Can you output the records below exactly as they are written?

Records from a data source
'''
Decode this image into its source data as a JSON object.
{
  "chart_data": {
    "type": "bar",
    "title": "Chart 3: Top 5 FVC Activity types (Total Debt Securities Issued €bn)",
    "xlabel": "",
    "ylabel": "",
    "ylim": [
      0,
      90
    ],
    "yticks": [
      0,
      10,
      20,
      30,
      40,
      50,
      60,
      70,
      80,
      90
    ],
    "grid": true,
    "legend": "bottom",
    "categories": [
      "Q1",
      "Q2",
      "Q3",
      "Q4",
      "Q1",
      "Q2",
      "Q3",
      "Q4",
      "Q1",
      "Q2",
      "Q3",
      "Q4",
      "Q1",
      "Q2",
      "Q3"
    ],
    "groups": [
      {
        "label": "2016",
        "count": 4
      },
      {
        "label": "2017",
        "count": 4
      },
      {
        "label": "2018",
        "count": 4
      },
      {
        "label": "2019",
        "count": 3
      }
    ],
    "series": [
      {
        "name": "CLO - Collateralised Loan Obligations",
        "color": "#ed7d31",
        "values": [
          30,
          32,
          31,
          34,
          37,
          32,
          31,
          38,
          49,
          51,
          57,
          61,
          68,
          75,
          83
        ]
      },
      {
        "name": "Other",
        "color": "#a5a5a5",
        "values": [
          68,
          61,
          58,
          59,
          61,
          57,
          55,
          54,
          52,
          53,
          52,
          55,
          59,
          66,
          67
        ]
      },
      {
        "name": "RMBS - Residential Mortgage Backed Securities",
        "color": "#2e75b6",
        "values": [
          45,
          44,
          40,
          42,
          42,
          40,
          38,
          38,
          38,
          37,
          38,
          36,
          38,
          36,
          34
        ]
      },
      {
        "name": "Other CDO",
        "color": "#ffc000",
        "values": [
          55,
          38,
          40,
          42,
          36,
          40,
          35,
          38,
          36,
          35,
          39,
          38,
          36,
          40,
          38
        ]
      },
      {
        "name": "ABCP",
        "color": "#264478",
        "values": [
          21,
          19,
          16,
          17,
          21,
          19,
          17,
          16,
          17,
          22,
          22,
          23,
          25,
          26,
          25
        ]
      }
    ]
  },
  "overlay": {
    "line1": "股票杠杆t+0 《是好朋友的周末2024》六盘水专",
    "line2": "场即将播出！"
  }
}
'''
Written answer |
Decode this image into its source data as a JSON object.
{
  "chart_data": {
    "type": "bar",
    "title": "Chart 3: Top 5 FVC Activity types (Total Debt Securities Issued €bn)",
    "xlabel": "",
    "ylabel": "",
    "ylim": [
      0,
      90
    ],
    "yticks": [
      0,
      10,
      20,
      30,
      40,
      50,
      60,
      70,
      80,
      90
    ],
    "grid": true,
    "legend": "bottom",
    "categories": [
      "Q1",
      "Q2",
      "Q3",
      "Q4",
      "Q1",
      "Q2",
      "Q3",
      "Q4",
      "Q1",
      "Q2",
      "Q3",
      "Q4",
      "Q1",
      "Q2",
      "Q3"
    ],
    "groups": [
      {
        "label": "2016",
        "count": 4
      },
      {
        "label": "2017",
        "count": 4
      },
      {
        "label": "2018",
        "count": 4
      },
      {
        "label": "2019",
        "count": 3
      }
    ],
    "series": [
      {
        "name": "CLO - Collateralised Loan Obligations",
        "color": "#ed7d31",
        "values": [
          30,
          32,
          31,
          34,
          37,
          32,
          31,
          38,
          49,
          51,
          57,
          61,
          68,
          75,
          83
        ]
      },
      {
        "name": "Other",
        "color": "#a5a5a5",
        "values": [
          68,
          61,
          58,
          59,
          61,
          57,
          55,
          54,
          52,
          53,
          52,
          55,
          59,
          66,
          67
        ]
      },
      {
        "name": "RMBS - Residential Mortgage Backed Securities",
        "color": "#2e75b6",
        "values": [
          45,
          44,
          40,
          42,
          42,
          40,
          38,
          38,
          38,
          37,
          38,
          36,
          38,
          36,
          34
        ]
      },
      {
        "name": "Other CDO",
        "color": "#ffc000",
        "values": [
          55,
          38,
          40,
          42,
          36,
          40,
          35,
          38,
          36,
          35,
          39,
          38,
          36,
          40,
          38
        ]
      },
      {
        "name": "ABCP",
        "color": "#264478",
        "values": [
          21,
          19,
          16,
          17,
          21,
          19,
          17,
          16,
          17,
          22,
          22,
          23,
          25,
          26,
          25
        ]
      }
    ]
  },
  "overlay": {
    "line1": "股票杠杆t+0 《是好朋友的周末2024》六盘水专",
    "line2": "场即将播出！"
  }
}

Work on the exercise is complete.